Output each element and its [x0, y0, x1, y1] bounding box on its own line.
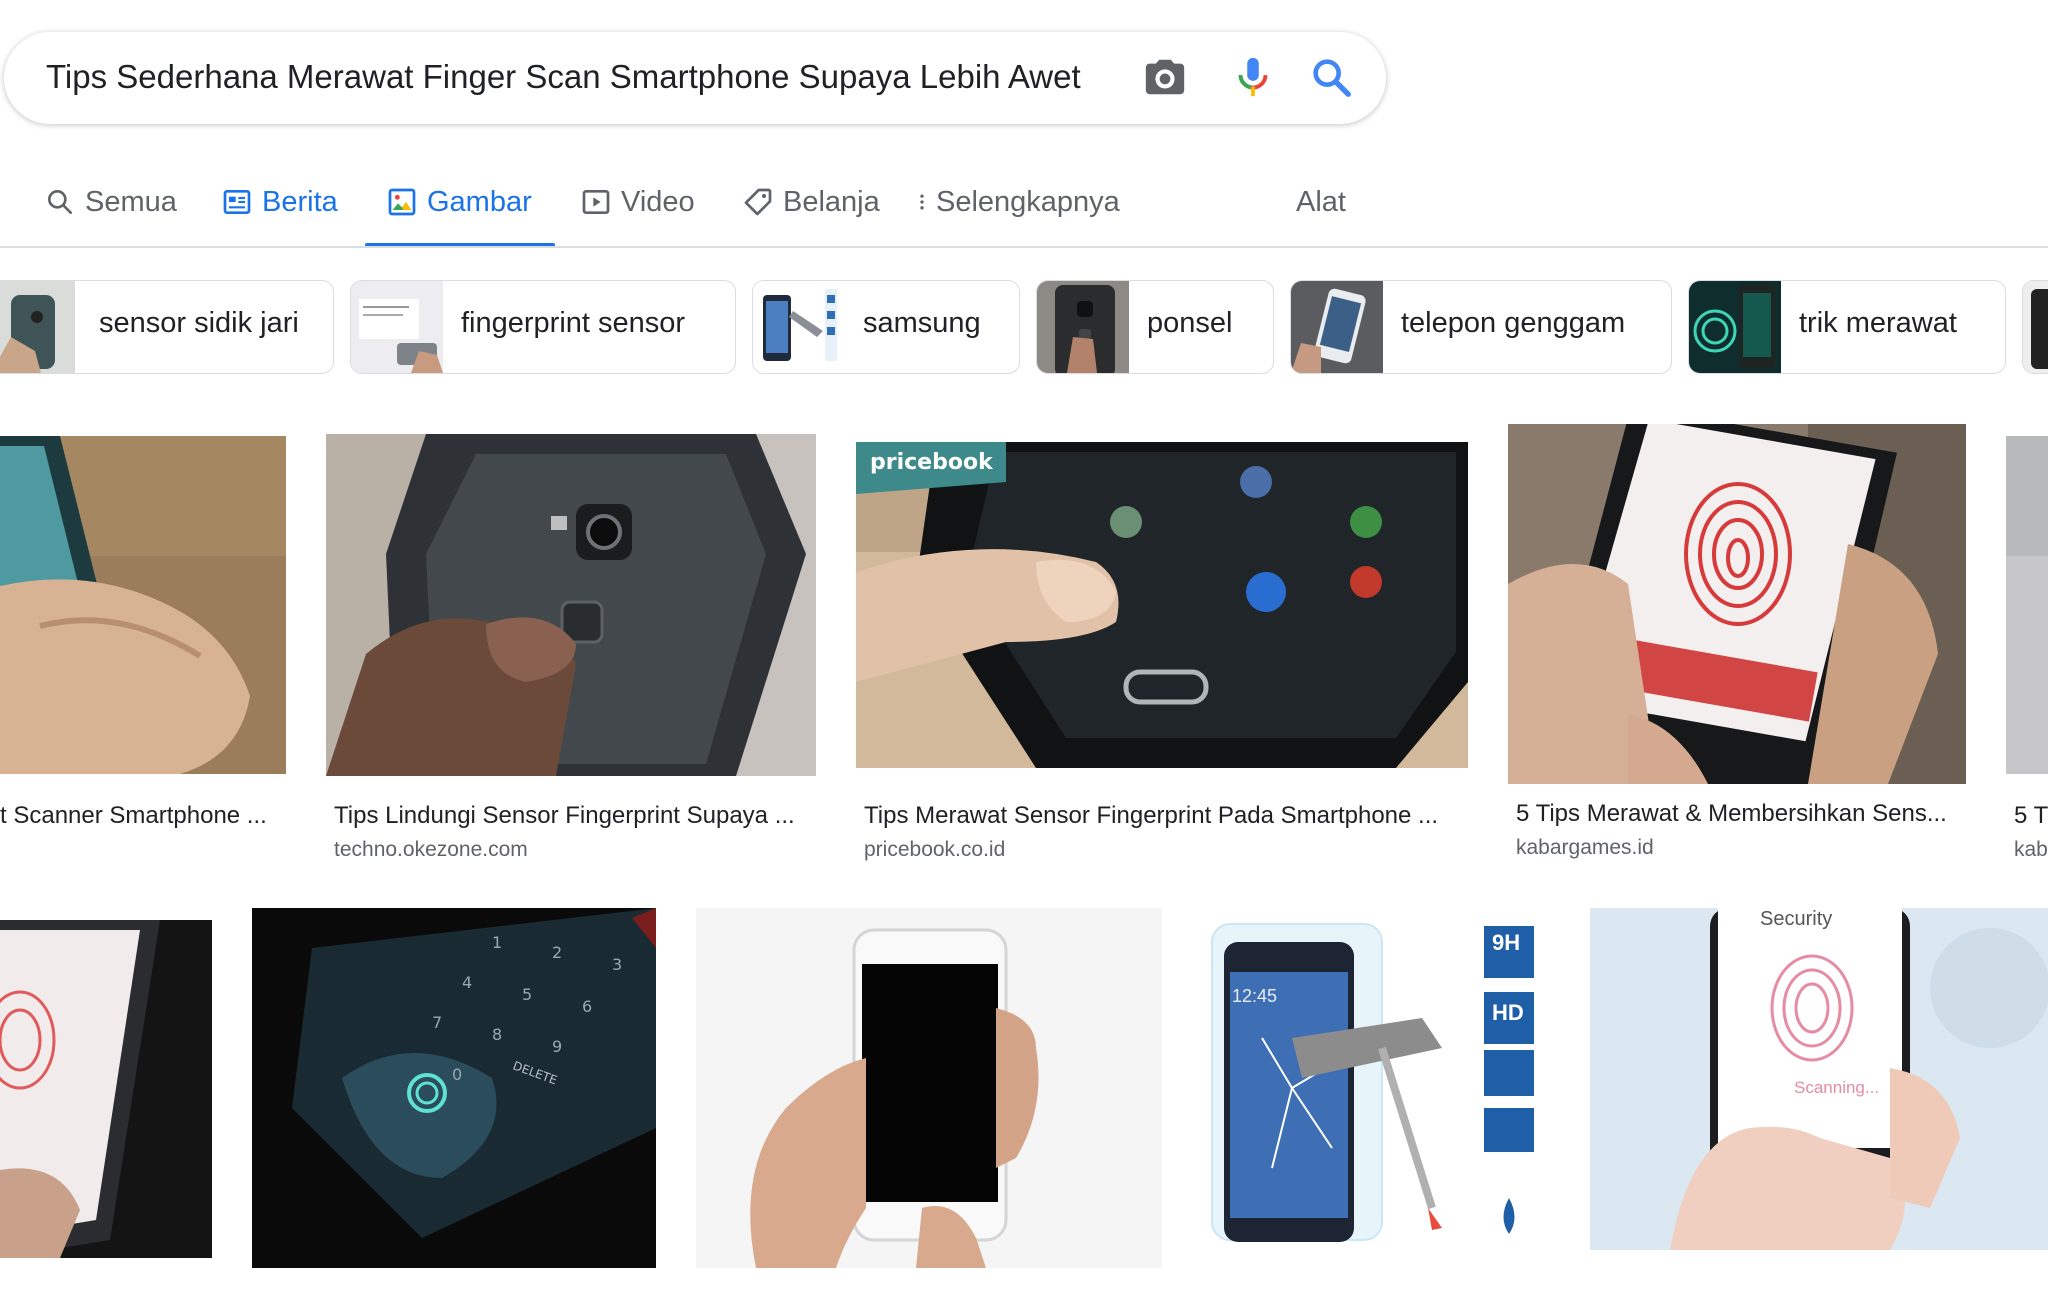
result-image — [696, 908, 1162, 1268]
news-icon — [223, 190, 251, 214]
search-icon — [47, 190, 72, 214]
svg-text:4: 4 — [462, 973, 472, 992]
result-image: Security Scanning... — [1590, 908, 2048, 1250]
pricebook-watermark: pricebook — [870, 450, 993, 475]
result-title[interactable]: Tips Merawat Sensor Fingerprint Pada Sma… — [864, 802, 1464, 830]
svg-text:0: 0 — [452, 1065, 462, 1084]
chip-thumbnail — [2023, 281, 2048, 373]
search-box[interactable]: Tips Sederhana Merawat Finger Scan Smart… — [4, 32, 1386, 124]
tab-label: Belanja — [783, 185, 880, 218]
result-image — [326, 434, 816, 776]
chip-telepon-genggam[interactable]: telepon genggam — [1290, 280, 1672, 374]
svg-text:9: 9 — [552, 1037, 562, 1056]
search-input[interactable]: Tips Sederhana Merawat Finger Scan Smart… — [46, 58, 1081, 96]
security-text: Security — [1760, 908, 1833, 930]
microphone-icon[interactable] — [1230, 54, 1276, 100]
chip-sensor-sidik-jari[interactable]: sensor sidik jari — [0, 280, 334, 374]
result-title[interactable]: 5 T — [2014, 802, 2048, 830]
tab-belanja[interactable]: Belanja — [742, 180, 880, 224]
play-icon — [582, 190, 610, 214]
result-image — [2006, 436, 2048, 774]
result-image — [0, 920, 212, 1258]
result-image — [1508, 424, 1966, 784]
result-site[interactable]: pricebook.co.id — [864, 838, 1464, 862]
result-site[interactable]: techno.okezone.com — [334, 838, 816, 862]
svg-text:8: 8 — [492, 1025, 502, 1044]
svg-text:7: 7 — [432, 1013, 442, 1032]
camera-icon[interactable] — [1142, 54, 1188, 100]
result-image: 9H HD 12:45 — [1202, 908, 1550, 1268]
tab-label: Berita — [262, 185, 338, 218]
tab-label: Semua — [85, 185, 177, 218]
badge-9h: 9H — [1492, 930, 1521, 955]
result-title[interactable]: 5 Tips Merawat & Membersihkan Sens... — [1516, 800, 1966, 828]
tools-label: Alat — [1296, 185, 1346, 218]
result-site[interactable]: kab — [2014, 838, 2048, 862]
badge-hd: HD — [1492, 1000, 1524, 1025]
result-title[interactable]: Tips Lindungi Sensor Fingerprint Supaya … — [334, 802, 816, 830]
chip-thumbnail — [351, 281, 443, 373]
result-image: 123 456 789 0 DELETE — [252, 908, 656, 1268]
svg-text:6: 6 — [582, 997, 592, 1016]
chip-thumbnail — [1689, 281, 1781, 373]
chip-thumbnail — [1291, 281, 1383, 373]
result-title[interactable]: t Scanner Smartphone ... — [0, 802, 280, 830]
chip-label: samsung — [863, 307, 981, 339]
chip-samsung[interactable]: samsung — [752, 280, 1020, 374]
chip-label: telepon genggam — [1401, 307, 1626, 339]
search-icon[interactable] — [1308, 54, 1354, 100]
svg-text:5: 5 — [522, 985, 532, 1004]
search-tabs: Semua Berita Gambar Video Belanja Seleng… — [0, 160, 2048, 248]
tab-video[interactable]: Video — [580, 180, 695, 224]
chip-trik-merawat[interactable]: trik merawat — [1688, 280, 2006, 374]
tools-button[interactable]: Alat — [1296, 180, 1346, 224]
image-icon — [388, 188, 416, 216]
tab-selengkapnya[interactable]: Selengkapnya — [912, 180, 1120, 224]
tab-label: Selengkapnya — [936, 185, 1120, 218]
chip-thumbnail — [753, 281, 845, 373]
scanning-text: Scanning... — [1794, 1078, 1880, 1097]
chip-thumbnail — [1037, 281, 1129, 373]
tab-semua[interactable]: Semua — [44, 180, 177, 224]
result-image: pricebook — [856, 442, 1468, 768]
tabs-divider — [0, 246, 2048, 248]
svg-text:1: 1 — [492, 933, 502, 952]
tag-icon — [744, 188, 772, 216]
tab-label: Gambar — [427, 185, 532, 218]
chip-thumbnail — [0, 281, 75, 373]
tab-gambar[interactable]: Gambar — [386, 180, 532, 224]
chip-fingerprint-sensor[interactable]: fingerprint sensor — [350, 280, 736, 374]
tab-label: Video — [621, 185, 695, 218]
chip-label: sensor sidik jari — [99, 307, 299, 339]
chip-label: trik merawat — [1799, 307, 1957, 339]
chip-ponsel[interactable]: ponsel — [1036, 280, 1274, 374]
svg-text:3: 3 — [612, 955, 622, 974]
chip-more[interactable] — [2022, 280, 2048, 374]
tab-berita[interactable]: Berita — [221, 180, 338, 224]
result-image — [0, 436, 286, 774]
phone-time: 12:45 — [1232, 986, 1278, 1006]
result-site[interactable]: kabargames.id — [1516, 836, 1966, 860]
chip-label: ponsel — [1147, 307, 1233, 339]
chip-label: fingerprint sensor — [461, 307, 686, 339]
svg-text:2: 2 — [552, 943, 562, 962]
more-vertical-icon — [920, 194, 924, 210]
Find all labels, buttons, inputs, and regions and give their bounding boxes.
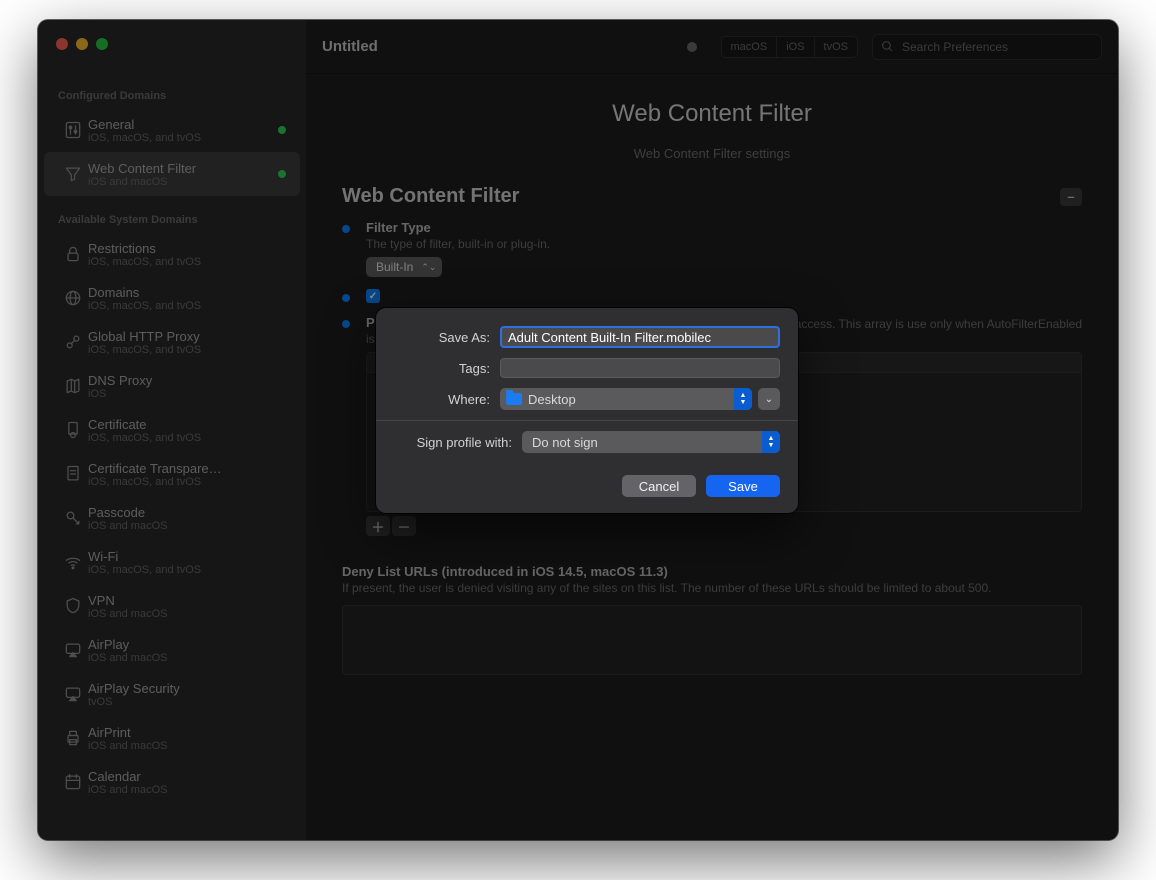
tags-field[interactable] xyxy=(500,358,780,378)
cancel-button[interactable]: Cancel xyxy=(622,475,696,497)
divider xyxy=(376,420,798,421)
chevron-updown-icon: ▲▼ xyxy=(762,431,780,453)
save-as-label: Save As: xyxy=(394,330,490,345)
save-button[interactable]: Save xyxy=(706,475,780,497)
save-dialog: Save As: Tags: Where: Desktop ▲▼ ⌄ Sign xyxy=(376,308,798,513)
sign-profile-value: Do not sign xyxy=(532,435,598,450)
where-label: Where: xyxy=(394,392,490,407)
tags-label: Tags: xyxy=(394,361,490,376)
where-select[interactable]: Desktop ▲▼ xyxy=(500,388,752,410)
chevron-down-icon: ⌄ xyxy=(765,394,773,405)
where-value: Desktop xyxy=(528,392,576,407)
sign-profile-select[interactable]: Do not sign ▲▼ xyxy=(522,431,780,453)
window: Configured Domains GeneraliOS, macOS, an… xyxy=(38,20,1118,840)
folder-icon xyxy=(506,393,522,405)
chevron-updown-icon: ▲▼ xyxy=(734,388,752,410)
sign-profile-label: Sign profile with: xyxy=(394,435,512,450)
expand-save-panel-button[interactable]: ⌄ xyxy=(758,388,780,410)
save-as-field[interactable] xyxy=(500,326,780,348)
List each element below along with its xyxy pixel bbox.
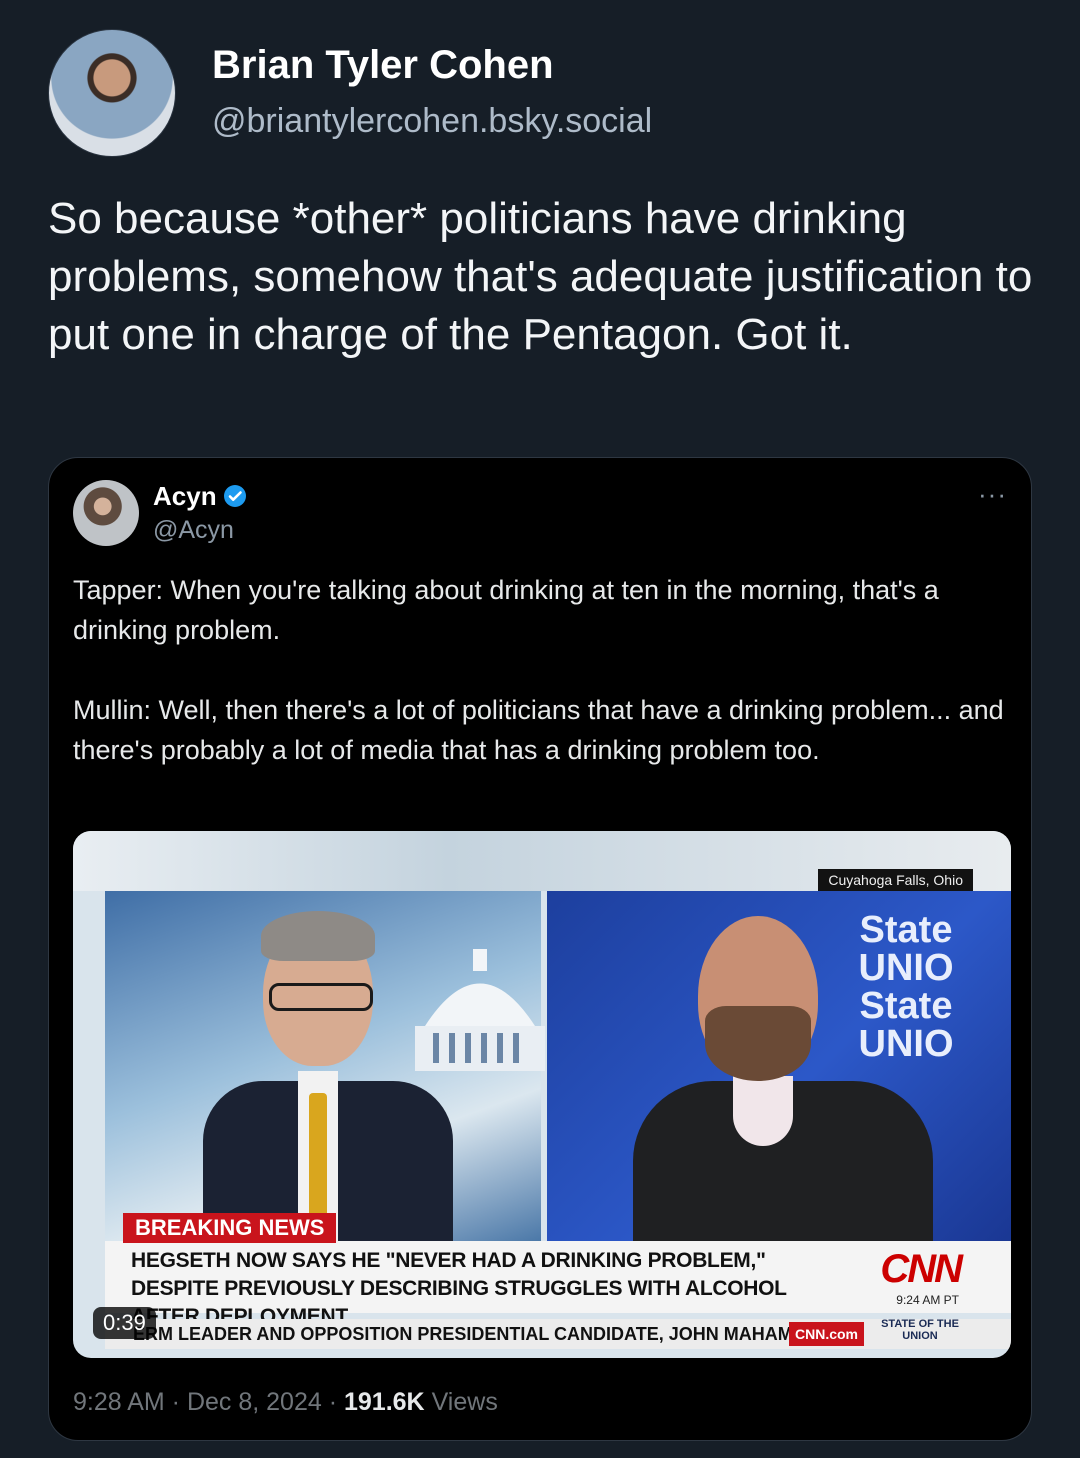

Given task: Copy out the lines above word for word, starting at the line that contains "tags-field[interactable] xyxy=(500,358,780,378)" and ending at the line that contains "sign-profile-label: Sign profile", with both of those lines included.

Full solution:
tags-field[interactable] xyxy=(500,358,780,378)
cancel-button[interactable]: Cancel xyxy=(622,475,696,497)
divider xyxy=(376,420,798,421)
chevron-updown-icon: ▲▼ xyxy=(762,431,780,453)
save-as-label: Save As: xyxy=(394,330,490,345)
save-button[interactable]: Save xyxy=(706,475,780,497)
save-dialog: Save As: Tags: Where: Desktop ▲▼ ⌄ Sign xyxy=(376,308,798,513)
sign-profile-value: Do not sign xyxy=(532,435,598,450)
where-label: Where: xyxy=(394,392,490,407)
tags-label: Tags: xyxy=(394,361,490,376)
where-select[interactable]: Desktop ▲▼ xyxy=(500,388,752,410)
chevron-down-icon: ⌄ xyxy=(765,394,773,405)
where-value: Desktop xyxy=(528,392,576,407)
sign-profile-select[interactable]: Do not sign ▲▼ xyxy=(522,431,780,453)
window: Configured Domains GeneraliOS, macOS, an… xyxy=(38,20,1118,840)
folder-icon xyxy=(506,393,522,405)
chevron-updown-icon: ▲▼ xyxy=(734,388,752,410)
sign-profile-label: Sign profile with: xyxy=(394,435,512,450)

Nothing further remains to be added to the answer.